**TASK TO COMPLETE**
Go through the material below and copy all lines with "기다리고".

**SUPPLIED MATERIAL**
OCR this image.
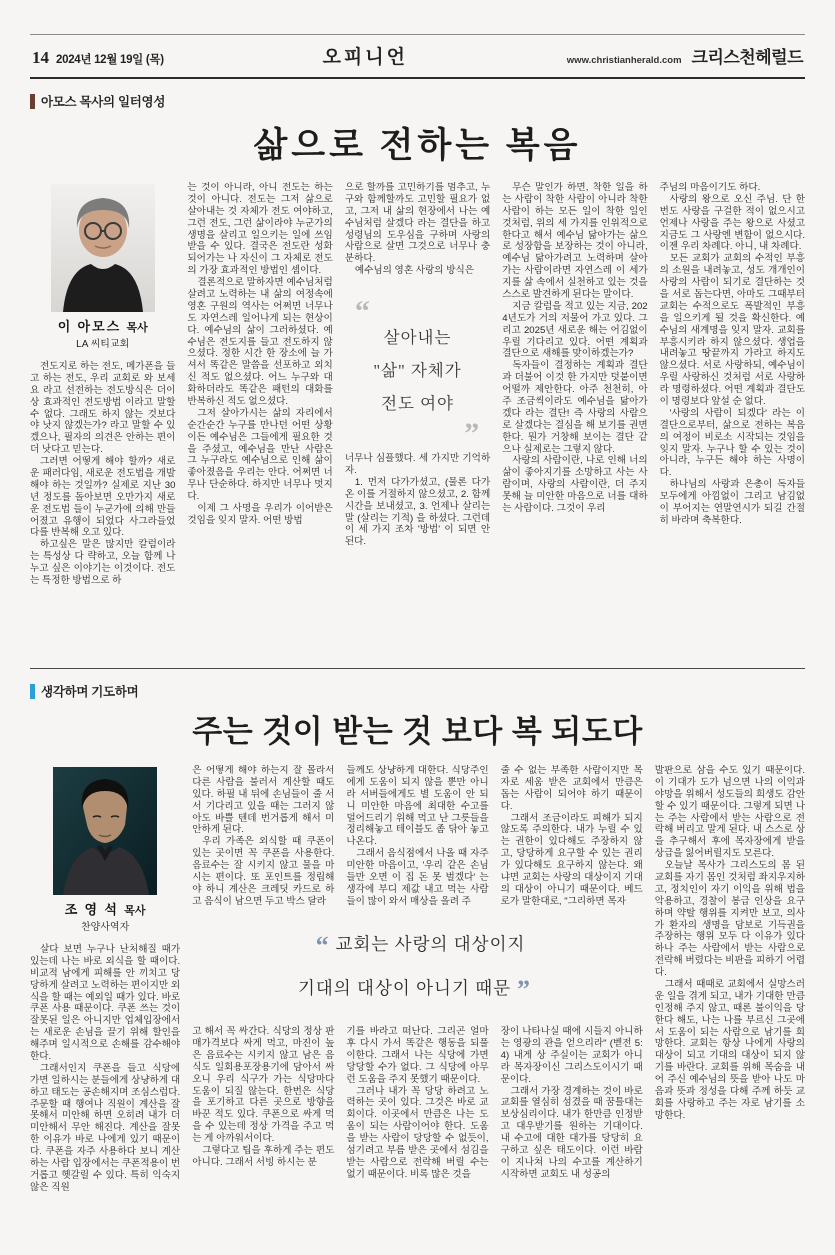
14 2024년 12월 19일 (목)	오피니언	www.christianherald.com 크리스천헤럴드
아모스 목사의 일터영성
삶으로 전하는 복음
이 아모스 목사
LA 씨티교회

전도지로 하는 전도, 메가폰을 들고 하는 전도, 우리 교회로 와 보세요 라고 선전하는 전도방식은 더이상 효과적인 전도방법 이라고 말할수 없다. 그래도 하지 않는 것보다야 낫지 않겠는가? 라고 말할 수 있겠으나, 필자의 의견은 안하는 편이 더 낫다고 믿는다.

그러면 어떻게 해야 할까? 새로운 패러다임, 새로운 전도법을 개발해야 하는 것일까? 실제로 지난 30년 정도를 돌아보면 오만가지 새로운 전도법 들이 누군가에 의해 만들어졌고 유행이 되었다 사그라들었다를 반복해 오고 있다.

하고싶은 말은 많지만 칼럼이라는 특성상 다 략하고, 오늘 함께 나누고 싶은 이야기는 이것이다. 전도는 특정한 방법으로 하

는 것이 아니라, 아니 전도는 하는 것이 아니다. 전도는 그저 삶으로 살아내는 것 자체가 전도 여야하고, 그런 전도, 그런 삶이라야 누군가의 생명을 살리고 일으키는 일에 쓰임 받을 수 있다. 결국은 전도란 성화 되어가는 나 자신이 그 자체로 전도의 가장 효과적인 방법인 셈이다.

결론적으로 말하자면 예수님처럼 살려고 노력하는 내 삶의 여정속에 영혼 구원의 역사는 어쩌면 너무나도 자연스레 일어나게 되는 현상이다. 예수님의 삶이 그러하셨다. 예수님은 전도지를 들고 전도하지 않으셨다. 정한 시간 한 장소에 늘 가셔서 똑같은 말씀을 선포하고 외치신 적도 없으셨다. 어느 누구와 대화하더라도 똑같은 패턴의 대화를 반복하신 적도 없으셨다.

그저 살아가시는 삶의 자리에서 순간순간 누구를 만나던 어떤 상황이든 예수님은 그들에게 필요한 것을 주셨고, 예수님을 만난 사람은 그 누구라도 예수님으로 인해 삶이 좋아졌음을 우리는 안다. 어쩌면 너무나 단순하다. 하지만 너무나 멋지다.

이제 그 사명을 우리가 이어받은 것임을 잊지 말자. 어떤 방법

으로 할까를 고민하기를 멈추고, 누구와 함께할까도 고민할 필요가 없고, 그저 내 삶의 현장에서 나는 예수님처럼 살겠다 라는 결단을 하고 성령님의 도우심을 구하며 사랑의 사람으로 살면 그것으로 너무나 충분하다.

예수님의 영혼 사랑의 방식은

“
살아내는
"삶" 자체가
전도 여야
”

너무나 심플했다. 세 가지만 기억하자.

1. 먼저 다가가셨고, (물론 다가온 이를 거절하지 않으셨고, 2. 함께 시간을 보내셨고, 3. 언제나 살리는 말 (살리는 기적) 을 하셨다. 그런데 이 세 가지 조차 '방법' 이 되면 안 된다.

무슨 말인가 하면, 착한 일을 하는 사람이 착한 사람이 아니라 착한 사람이 하는 모든 일이 착한 일인 것처럼, 위의 세 가지를 인위적으로 한다고 해서 예수님 닮아가는 삶으로 성장함을 보장하는 것이 아니라, 예수님 닮아가려고 노력하며 살아가는 사람이라면 자연스레 이 세가지를 삶 속에서 실천하고 있는 것을 스스로 발견하게 된다는 말이다.

지금 칼럼을 적고 있는 지금, 2024년도가 거의 저물어 가고 있다. 그리고 2025년 새로운 해는 어김없이 우릴 기다리고 있다. 어떤 계획과 결단으로 새해를 맞이하겠는가?

독자들이 결정하는 계획과 결단과 더불어 이것 한 가지만 덧붙이면 어떨까 제안한다. 아주 천천히, 아주 조금씩이라도 예수님을 닮아가겠다 라는 결단! 즉 사랑의 사람으로 살겠다는 결심을 해 보기를 권면한다. 뭔가 거창해 보이는 결단 같으나 실제로는 그렇지 않다.

사랑의 사람이란, 나로 인해 너의 삶이 좋아지기를 소망하고 사는 사람이며, 사랑의 사람이란, 더 주지 못해 늘 미안한 마음으로 너를 대하는 사람이다. 그것이 우리

주님의 마음이기도 하다.

사랑의 왕으로 오신 주님. 단 한 번도 사랑을 구걸한 적이 없으시고 언제나 사랑을 주는 왕으로 사셨고 지금도 그 사랑엔 변함이 없으시다. 이젠 우리 차례다. 아니, 내 차례다.

모든 교회가 교회의 수적인 부흥의 소원을 내려놓고, 성도 개개인이 사랑의 사람이 되기로 결단하는 것을 서로 돕는다면, 아마도 그때부터 교회는 수적으로도 폭발적인 부흥을 일으키게 될 것을 확신한다. 예수님의 새계명을 잊지 말자. 교회를 부흥시키라 하지 않으셨다. 생업을 내려놓고 땅끝까지 가라고 하지도 않으셨다. 서로 사랑하되, 예수님이 우릴 사랑하신 것처럼 서로 사랑하라 명령하셨다. 어떤 계획과 결단도 이 명령보다 앞설 순 없다.

'사랑의 사람이 되겠다' 라는 이 결단으로부터, 삶으로 전하는 복음의 여정이 비로소 시작되는 것임을 잊지 말자. 누구나 할 수 있는 것이 아니라, 누구든 해야 하는 사명이다.

하나님의 사랑과 은총이 독자들 모두에게 아낌없이 그리고 남김없이 부어지는 연말연시가 되길 간절히 바라며 축복한다.

생각하며 기도하며
주는 것이 받는 것 보다 복 되도다
조 영 석 목사
찬양사역자

살다 보면 누구나 난처해질 때가 있는데 나는 바로 외식을 할 때이다. 비교적 남에게 피해를 안 끼치고 당당하게 살려고 노력하는 편이지만 외식을 할 때는 예외일 때가 있다. 바로 쿠폰 사용 때문이다. 쿠폰 쓰는 것이 잘못된 일은 아니지만 업체입장에서는 새로운 손님을 끌기 위해 할인을 해주며 일시적으로 손해를 감수해야 한다.

그래서인지 쿠폰을 들고 식당에 가면 일하시는 분들에게 상냥하게 대하고 태도는 공손해지며 조심스럽다. 주문할 때 행여나 직원이 계산을 잘못해서 미안해 하면 오히려 내가 더 미안해서 무안 해진다. 계산을 잘못한 이유가 바로 나에게 있기 때문이다. 쿠폰을 자주 사용하다 보니 계산하는 사람 입장에서는 쿠폰적용이 번거롭고 헷갈릴 수 있다. 특히 익숙지 않은 직원

은 어떻게 해야 하는지 잘 몰라서 다른 사람을 불러서 계산할 때도 있다. 하필 내 뒤에 손님들이 줄 서서 기다리고 있을 때는 그러지 않아도 바쁠 텐데 번거롭게 해서 미안하게 된다.

우리 가족은 외식할 때 쿠폰이 있는 곳이면 꼭 쿠폰을 사용한다. 음료수는 잘 시키지 않고 물을 마시는 편이다. 또 포인트를 정립해야 하니 계산은 크레딧 카드로 하고 음식이 남으면 두고 박스 달라

들께도 상냥하게 대한다. 식당주인에게 도움이 되지 않을 뿐만 아니라 서버들에게도 별 도움이 안 되니 미안한 마음에 최대한 수고를 덜어드리기 위해 먹고 난 그릇들을 정리해놓고 테이블도 좀 닦아 놓고 나온다.

그래서 음식점에서 나올 때 자주 미안한 마음이고, '우리 같은 손님들만 오면 이 집 돈 못 벌겠다' 는 생각에 부디 제값 내고 먹는 사람들이 많이 와서 매상을 올려 주

줄 수 없는 부족한 사람이지만 목자로 세움 받은 교회에서 만큼은 돕는 사람이 되어야 하기 때문이다.

그래서 조금이라도 피해가 되지 않도록 주의한다. 내가 누릴 수 있는 권한이 있다해도 주장하지 않고, 당당하게 요구할 수 있는 권리가 있다해도 요구하지 않는다. 왜냐면 교회는 사랑의 대상이지 기대의 대상이 아니기 때문이다. 베드로가 말한대로, "그리하면 목자

“ 교회는 사랑의 대상이지
기대의 대상이 아니기 때문 ”

고 해서 꼭 싸간다. 식당의 정상 판매가격보다 싸게 먹고, 마진이 높은 음료수는 시키지 않고 남은 음식도 일회용포장용기에 담아서 싸오니 우리 식구가 가는 식당마다 도움이 되질 않는다. 한번은 식당을 포기하고 다른 곳으로 방향을 바꾼 적도 있다. 쿠폰으로 싸게 먹을 수 있는데 정상 가격을 주고 먹는 게 아까워서이다.

그렇다고 팁을 후하게 주는 편도 아니다. 그래서 서빙 하시는 분

기를 바라고 떠난다. 그리곤 얼마 후 다시 가서 똑같은 행동을 되풀이한다. 그래서 나는 식당에 가면 당당할 수가 없다. 그 식당에 아무런 도움을 주지 못했기 때문이다.

그러나 내가 꼭 당당 하려고 노력하는 곳이 있다. 그것은 바로 교회이다. 이곳에서 만큼은 나는 도움이 되는 사람이어야 한다. 도움을 받는 사람이 당당할 수 없듯이, 섬기려고 부름 받은 곳에서 섬김을 받는 사람으로 전락해 버릴 수는 없기 때문이다. 비록 많은 것을

장이 나타나실 때에 시들지 아니하는 영광의 관을 얻으리라" (벧전 5:4) 내게 상 주실이는 교회가 아니라 목자장이신 그리스도이시기 때문이다.

그래서 가장 경계하는 것이 바로 교회를 열심히 섬겼을 때 꿈틀대는 보상심리이다. 내가 한만큼 인정받고 대우받기를 원하는 기대이다. 내 수고에 대한 대가를 당당히 요구하고 싶은 태도이다. 이런 바람이 지나쳐 나의 수고를 계산하기 시작하면 교회도 내 성공의

발판으로 삼을 수도 있기 때문이다. 이 기대가 도가 넘으면 나의 이익과 야망을 위해서 성도들의 희생도 감안할 수 있기 때문이다. 그렇게 되면 나는 주는 사람에서 받는 사람으로 전락해 버리고 말게 된다. 내 스스로 상을 추구해서 후에 목자장에게 받을 상급을 잃어버릴지도 모른다.

오늘날 목사가 그리스도의 몸 된 교회를 자기 몸인 것처럼 좌지우지하고, 정치인이 자기 이익을 위해 법을 악용하고, 경찰이 봉급 인상을 요구하며 약탈 행위를 지켜만 보고, 의사가 환자의 생명을 담보로 기득권을 주장하는 행위 모두 다 이유가 있다하나 주는 사람에서 받는 사람으로 전락해 버렸다는 비판을 피하기 어렵다.

그래서 때때로 교회에서 실망스러운 일을 겪게 되고, 내가 기대한 만큼 인정해 주지 않고, 때론 불이익을 당한다 해도, 나는 나를 부르신 그곳에서 도움이 되는 사람으로 남기를 희망한다. 교회는 항상 나에게 사랑의 대상이 되고 기대의 대상이 되지 않기를 바란다. 교회를 위해 목숨을 내어 주신 예수님의 뜻을 받아 나도 마음과 뜻과 정성을 다해 주께 하듯 교회를 사랑하고 주는 자로 남기를 소망한다.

**TASK ANSWER**
지금 칼럼을 적고 있는 지금, 2024년도가 거의 저물어 가고 있다. 그리고 2025년 새로운 해는 어김없이 우릴 기다리고 있다. 어떤 계획과 결단으로 새해를 맞이하겠는가?
은 어떻게 해야 하는지 잘 몰라서 다른 사람을 불러서 계산할 때도 있다. 하필 내 뒤에 손님들이 줄 서서 기다리고 있을 때는 그러지 않아도 바쁠 텐데 번거롭게 해서 미안하게 된다.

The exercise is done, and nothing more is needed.